Short exercise:
Extract all of the entries and set them down verbatim.

Data items:
>> Start

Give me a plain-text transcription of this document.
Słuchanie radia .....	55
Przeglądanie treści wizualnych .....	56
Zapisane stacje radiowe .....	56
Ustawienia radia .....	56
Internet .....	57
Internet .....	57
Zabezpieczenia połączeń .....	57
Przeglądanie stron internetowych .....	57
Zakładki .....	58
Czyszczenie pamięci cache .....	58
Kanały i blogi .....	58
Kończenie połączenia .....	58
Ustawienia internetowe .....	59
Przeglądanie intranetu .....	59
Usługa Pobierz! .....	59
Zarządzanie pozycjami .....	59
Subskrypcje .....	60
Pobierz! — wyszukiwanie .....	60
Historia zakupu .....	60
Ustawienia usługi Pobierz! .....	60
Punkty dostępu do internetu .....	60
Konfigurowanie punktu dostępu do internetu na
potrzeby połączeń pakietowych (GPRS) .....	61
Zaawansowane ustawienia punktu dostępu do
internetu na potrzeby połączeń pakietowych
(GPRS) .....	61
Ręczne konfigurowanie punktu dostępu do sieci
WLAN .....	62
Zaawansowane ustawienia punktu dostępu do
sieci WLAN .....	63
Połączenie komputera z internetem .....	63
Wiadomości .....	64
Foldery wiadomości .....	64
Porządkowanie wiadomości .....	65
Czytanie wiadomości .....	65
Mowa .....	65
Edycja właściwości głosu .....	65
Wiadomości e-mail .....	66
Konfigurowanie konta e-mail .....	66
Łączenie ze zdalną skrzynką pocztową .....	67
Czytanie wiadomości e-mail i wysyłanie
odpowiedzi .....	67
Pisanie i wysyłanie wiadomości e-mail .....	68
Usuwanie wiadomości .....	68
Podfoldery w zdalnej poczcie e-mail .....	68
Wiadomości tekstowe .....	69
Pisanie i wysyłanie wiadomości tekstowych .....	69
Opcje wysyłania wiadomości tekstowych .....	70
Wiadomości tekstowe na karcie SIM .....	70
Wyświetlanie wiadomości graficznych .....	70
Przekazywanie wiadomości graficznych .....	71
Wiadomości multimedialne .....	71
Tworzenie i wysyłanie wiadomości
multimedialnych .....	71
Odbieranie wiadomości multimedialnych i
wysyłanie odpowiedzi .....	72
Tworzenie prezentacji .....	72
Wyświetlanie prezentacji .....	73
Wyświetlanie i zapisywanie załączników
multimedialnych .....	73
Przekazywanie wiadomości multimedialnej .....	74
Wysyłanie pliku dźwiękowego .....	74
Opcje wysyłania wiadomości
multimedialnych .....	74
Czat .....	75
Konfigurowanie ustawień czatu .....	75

>> End

Result:
Give me a plain-text transcription of this document.
Słuchanie radia .....	55
Przeglądanie treści wizualnych .....	56
Zapisane stacje radiowe .....	56
Ustawienia radia .....	56
Internet .....	57
Internet .....	57
Zabezpieczenia połączeń .....	57
Przeglądanie stron internetowych .....	57
Zakładki .....	58
Czyszczenie pamięci cache .....	58
Kanały i blogi .....	58
Kończenie połączenia .....	58
Ustawienia internetowe .....	59
Przeglądanie intranetu .....	59
Usługa Pobierz! .....	59
Zarządzanie pozycjami .....	59
Subskrypcje .....	60
Pobierz! — wyszukiwanie .....	60
Historia zakupu .....	60
Ustawienia usługi Pobierz! .....	60
Punkty dostępu do internetu .....	60
Konfigurowanie punktu dostępu do internetu na
potrzeby połączeń pakietowych (GPRS) .....	61
Zaawansowane ustawienia punktu dostępu do
internetu na potrzeby połączeń pakietowych
(GPRS) .....	61
Ręczne konfigurowanie punktu dostępu do sieci
WLAN .....	62
Zaawansowane ustawienia punktu dostępu do
sieci WLAN .....	63
Połączenie komputera z internetem .....	63
Wiadomości .....	64
Foldery wiadomości .....	64
Porządkowanie wiadomości .....	65
Czytanie wiadomości .....	65
Mowa .....	65
Edycja właściwości głosu .....	65
Wiadomości e-mail .....	66
Konfigurowanie konta e-mail .....	66
Łączenie ze zdalną skrzynką pocztową .....	67
Czytanie wiadomości e-mail i wysyłanie
odpowiedzi .....	67
Pisanie i wysyłanie wiadomości e-mail .....	68
Usuwanie wiadomości .....	68
Podfoldery w zdalnej poczcie e-mail .....	68
Wiadomości tekstowe .....	69
Pisanie i wysyłanie wiadomości tekstowych .....	69
Opcje wysyłania wiadomości tekstowych .....	70
Wiadomości tekstowe na karcie SIM .....	70
Wyświetlanie wiadomości graficznych .....	70
Przekazywanie wiadomości graficznych .....	71
Wiadomości multimedialne .....	71
Tworzenie i wysyłanie wiadomości
multimedialnych .....	71
Odbieranie wiadomości multimedialnych i
wysyłanie odpowiedzi .....	72
Tworzenie prezentacji .....	72
Wyświetlanie prezentacji .....	73
Wyświetlanie i zapisywanie załączników
multimedialnych .....	73
Przekazywanie wiadomości multimedialnej .....	74
Wysyłanie pliku dźwiękowego .....	74
Opcje wysyłania wiadomości
multimedialnych .....	74
Czat .....	75
Konfigurowanie ustawień czatu .....	75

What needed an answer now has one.